** Begin Raw data **

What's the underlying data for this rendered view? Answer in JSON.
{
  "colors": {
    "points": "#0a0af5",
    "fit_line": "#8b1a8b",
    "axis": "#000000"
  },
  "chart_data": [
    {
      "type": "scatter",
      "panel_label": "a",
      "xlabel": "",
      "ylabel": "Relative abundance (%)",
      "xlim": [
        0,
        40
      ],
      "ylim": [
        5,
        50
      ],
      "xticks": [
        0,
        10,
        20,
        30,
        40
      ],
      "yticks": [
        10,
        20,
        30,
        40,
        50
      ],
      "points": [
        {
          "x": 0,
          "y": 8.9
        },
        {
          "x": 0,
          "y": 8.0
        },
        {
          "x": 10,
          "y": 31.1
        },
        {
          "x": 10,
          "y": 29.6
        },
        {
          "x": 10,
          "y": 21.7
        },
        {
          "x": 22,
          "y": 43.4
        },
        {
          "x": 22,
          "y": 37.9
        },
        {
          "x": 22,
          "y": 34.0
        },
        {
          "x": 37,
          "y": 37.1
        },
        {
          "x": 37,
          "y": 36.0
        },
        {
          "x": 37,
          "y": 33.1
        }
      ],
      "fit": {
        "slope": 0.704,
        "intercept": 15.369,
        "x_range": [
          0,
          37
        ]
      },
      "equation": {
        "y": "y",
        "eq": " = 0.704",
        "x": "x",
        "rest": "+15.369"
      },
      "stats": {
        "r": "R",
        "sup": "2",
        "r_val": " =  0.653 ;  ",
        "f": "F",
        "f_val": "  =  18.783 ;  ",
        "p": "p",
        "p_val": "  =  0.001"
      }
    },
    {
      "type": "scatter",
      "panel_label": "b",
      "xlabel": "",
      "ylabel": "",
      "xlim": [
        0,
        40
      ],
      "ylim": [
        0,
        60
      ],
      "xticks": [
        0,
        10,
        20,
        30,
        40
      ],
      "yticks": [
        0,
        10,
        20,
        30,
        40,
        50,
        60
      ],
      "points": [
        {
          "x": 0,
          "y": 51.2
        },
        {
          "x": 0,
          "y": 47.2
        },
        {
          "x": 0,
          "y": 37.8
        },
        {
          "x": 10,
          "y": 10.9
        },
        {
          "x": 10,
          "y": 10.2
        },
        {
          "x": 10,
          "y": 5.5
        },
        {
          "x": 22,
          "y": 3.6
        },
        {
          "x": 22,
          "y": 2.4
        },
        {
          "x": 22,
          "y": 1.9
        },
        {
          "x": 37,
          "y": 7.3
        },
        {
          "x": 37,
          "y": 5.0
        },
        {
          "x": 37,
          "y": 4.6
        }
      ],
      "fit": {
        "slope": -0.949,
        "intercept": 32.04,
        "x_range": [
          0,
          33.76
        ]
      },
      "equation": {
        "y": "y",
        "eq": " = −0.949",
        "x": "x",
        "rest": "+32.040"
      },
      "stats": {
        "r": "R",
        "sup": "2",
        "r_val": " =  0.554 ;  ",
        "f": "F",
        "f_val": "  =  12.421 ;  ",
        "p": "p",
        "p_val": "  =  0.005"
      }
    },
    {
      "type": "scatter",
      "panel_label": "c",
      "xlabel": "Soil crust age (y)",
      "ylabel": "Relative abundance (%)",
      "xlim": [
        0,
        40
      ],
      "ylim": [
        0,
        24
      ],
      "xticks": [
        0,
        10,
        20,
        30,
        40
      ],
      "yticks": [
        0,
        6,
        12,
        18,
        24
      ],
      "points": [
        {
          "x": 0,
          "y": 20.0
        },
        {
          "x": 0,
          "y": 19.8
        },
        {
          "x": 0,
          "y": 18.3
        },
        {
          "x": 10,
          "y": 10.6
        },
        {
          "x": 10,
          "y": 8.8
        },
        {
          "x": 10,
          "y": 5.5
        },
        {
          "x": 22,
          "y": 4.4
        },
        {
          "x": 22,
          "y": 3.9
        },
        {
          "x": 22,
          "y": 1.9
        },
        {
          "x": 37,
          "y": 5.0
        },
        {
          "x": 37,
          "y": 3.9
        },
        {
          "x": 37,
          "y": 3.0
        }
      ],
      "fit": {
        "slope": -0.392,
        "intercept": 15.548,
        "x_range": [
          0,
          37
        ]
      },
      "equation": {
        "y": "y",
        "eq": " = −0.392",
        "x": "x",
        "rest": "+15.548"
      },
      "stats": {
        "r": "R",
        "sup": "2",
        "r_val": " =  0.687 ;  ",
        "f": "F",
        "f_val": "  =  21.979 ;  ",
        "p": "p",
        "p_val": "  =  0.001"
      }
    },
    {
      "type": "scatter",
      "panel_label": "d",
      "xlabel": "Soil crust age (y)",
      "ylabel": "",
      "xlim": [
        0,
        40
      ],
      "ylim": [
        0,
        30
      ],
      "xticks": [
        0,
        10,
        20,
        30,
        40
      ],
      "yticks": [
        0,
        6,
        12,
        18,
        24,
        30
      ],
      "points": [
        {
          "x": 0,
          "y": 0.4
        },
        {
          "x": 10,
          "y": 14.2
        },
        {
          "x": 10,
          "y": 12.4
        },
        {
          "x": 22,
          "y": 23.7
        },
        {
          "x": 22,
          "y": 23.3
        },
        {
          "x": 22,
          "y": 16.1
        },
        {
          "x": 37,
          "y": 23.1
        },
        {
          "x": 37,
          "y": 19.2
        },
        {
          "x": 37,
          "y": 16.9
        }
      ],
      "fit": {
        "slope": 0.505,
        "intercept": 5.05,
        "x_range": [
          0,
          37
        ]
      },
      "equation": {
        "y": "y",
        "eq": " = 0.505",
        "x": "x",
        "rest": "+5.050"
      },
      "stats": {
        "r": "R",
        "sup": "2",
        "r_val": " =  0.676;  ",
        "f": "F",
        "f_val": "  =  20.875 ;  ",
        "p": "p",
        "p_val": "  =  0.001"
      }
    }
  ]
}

** End Raw data **

Written task:
Repeat every line of the data, exactly and in full.

Task solution:
What's the underlying data for this rendered view? Answer in JSON.
{
  "colors": {
    "points": "#0a0af5",
    "fit_line": "#8b1a8b",
    "axis": "#000000"
  },
  "chart_data": [
    {
      "type": "scatter",
      "panel_label": "a",
      "xlabel": "",
      "ylabel": "Relative abundance (%)",
      "xlim": [
        0,
        40
      ],
      "ylim": [
        5,
        50
      ],
      "xticks": [
        0,
        10,
        20,
        30,
        40
      ],
      "yticks": [
        10,
        20,
        30,
        40,
        50
      ],
      "points": [
        {
          "x": 0,
          "y": 8.9
        },
        {
          "x": 0,
          "y": 8.0
        },
        {
          "x": 10,
          "y": 31.1
        },
        {
          "x": 10,
          "y": 29.6
        },
        {
          "x": 10,
          "y": 21.7
        },
        {
          "x": 22,
          "y": 43.4
        },
        {
          "x": 22,
          "y": 37.9
        },
        {
          "x": 22,
          "y": 34.0
        },
        {
          "x": 37,
          "y": 37.1
        },
        {
          "x": 37,
          "y": 36.0
        },
        {
          "x": 37,
          "y": 33.1
        }
      ],
      "fit": {
        "slope": 0.704,
        "intercept": 15.369,
        "x_range": [
          0,
          37
        ]
      },
      "equation": {
        "y": "y",
        "eq": " = 0.704",
        "x": "x",
        "rest": "+15.369"
      },
      "stats": {
        "r": "R",
        "sup": "2",
        "r_val": " =  0.653 ;  ",
        "f": "F",
        "f_val": "  =  18.783 ;  ",
        "p": "p",
        "p_val": "  =  0.001"
      }
    },
    {
      "type": "scatter",
      "panel_label": "b",
      "xlabel": "",
      "ylabel": "",
      "xlim": [
        0,
        40
      ],
      "ylim": [
        0,
        60
      ],
      "xticks": [
        0,
        10,
        20,
        30,
        40
      ],
      "yticks": [
        0,
        10,
        20,
        30,
        40,
        50,
        60
      ],
      "points": [
        {
          "x": 0,
          "y": 51.2
        },
        {
          "x": 0,
          "y": 47.2
        },
        {
          "x": 0,
          "y": 37.8
        },
        {
          "x": 10,
          "y": 10.9
        },
        {
          "x": 10,
          "y": 10.2
        },
        {
          "x": 10,
          "y": 5.5
        },
        {
          "x": 22,
          "y": 3.6
        },
        {
          "x": 22,
          "y": 2.4
        },
        {
          "x": 22,
          "y": 1.9
        },
        {
          "x": 37,
          "y": 7.3
        },
        {
          "x": 37,
          "y": 5.0
        },
        {
          "x": 37,
          "y": 4.6
        }
      ],
      "fit": {
        "slope": -0.949,
        "intercept": 32.04,
        "x_range": [
          0,
          33.76
        ]
      },
      "equation": {
        "y": "y",
        "eq": " = −0.949",
        "x": "x",
        "rest": "+32.040"
      },
      "stats": {
        "r": "R",
        "sup": "2",
        "r_val": " =  0.554 ;  ",
        "f": "F",
        "f_val": "  =  12.421 ;  ",
        "p": "p",
        "p_val": "  =  0.005"
      }
    },
    {
      "type": "scatter",
      "panel_label": "c",
      "xlabel": "Soil crust age (y)",
      "ylabel": "Relative abundance (%)",
      "xlim": [
        0,
        40
      ],
      "ylim": [
        0,
        24
      ],
      "xticks": [
        0,
        10,
        20,
        30,
        40
      ],
      "yticks": [
        0,
        6,
        12,
        18,
        24
      ],
      "points": [
        {
          "x": 0,
          "y": 20.0
        },
        {
          "x": 0,
          "y": 19.8
        },
        {
          "x": 0,
          "y": 18.3
        },
        {
          "x": 10,
          "y": 10.6
        },
        {
          "x": 10,
          "y": 8.8
        },
        {
          "x": 10,
          "y": 5.5
        },
        {
          "x": 22,
          "y": 4.4
        },
        {
          "x": 22,
          "y": 3.9
        },
        {
          "x": 22,
          "y": 1.9
        },
        {
          "x": 37,
          "y": 5.0
        },
        {
          "x": 37,
          "y": 3.9
        },
        {
          "x": 37,
          "y": 3.0
        }
      ],
      "fit": {
        "slope": -0.392,
        "intercept": 15.548,
        "x_range": [
          0,
          37
        ]
      },
      "equation": {
        "y": "y",
        "eq": " = −0.392",
        "x": "x",
        "rest": "+15.548"
      },
      "stats": {
        "r": "R",
        "sup": "2",
        "r_val": " =  0.687 ;  ",
        "f": "F",
        "f_val": "  =  21.979 ;  ",
        "p": "p",
        "p_val": "  =  0.001"
      }
    },
    {
      "type": "scatter",
      "panel_label": "d",
      "xlabel": "Soil crust age (y)",
      "ylabel": "",
      "xlim": [
        0,
        40
      ],
      "ylim": [
        0,
        30
      ],
      "xticks": [
        0,
        10,
        20,
        30,
        40
      ],
      "yticks": [
        0,
        6,
        12,
        18,
        24,
        30
      ],
      "points": [
        {
          "x": 0,
          "y": 0.4
        },
        {
          "x": 10,
          "y": 14.2
        },
        {
          "x": 10,
          "y": 12.4
        },
        {
          "x": 22,
          "y": 23.7
        },
        {
          "x": 22,
          "y": 23.3
        },
        {
          "x": 22,
          "y": 16.1
        },
        {
          "x": 37,
          "y": 23.1
        },
        {
          "x": 37,
          "y": 19.2
        },
        {
          "x": 37,
          "y": 16.9
        }
      ],
      "fit": {
        "slope": 0.505,
        "intercept": 5.05,
        "x_range": [
          0,
          37
        ]
      },
      "equation": {
        "y": "y",
        "eq": " = 0.505",
        "x": "x",
        "rest": "+5.050"
      },
      "stats": {
        "r": "R",
        "sup": "2",
        "r_val": " =  0.676;  ",
        "f": "F",
        "f_val": "  =  20.875 ;  ",
        "p": "p",
        "p_val": "  =  0.001"
      }
    }
  ]
}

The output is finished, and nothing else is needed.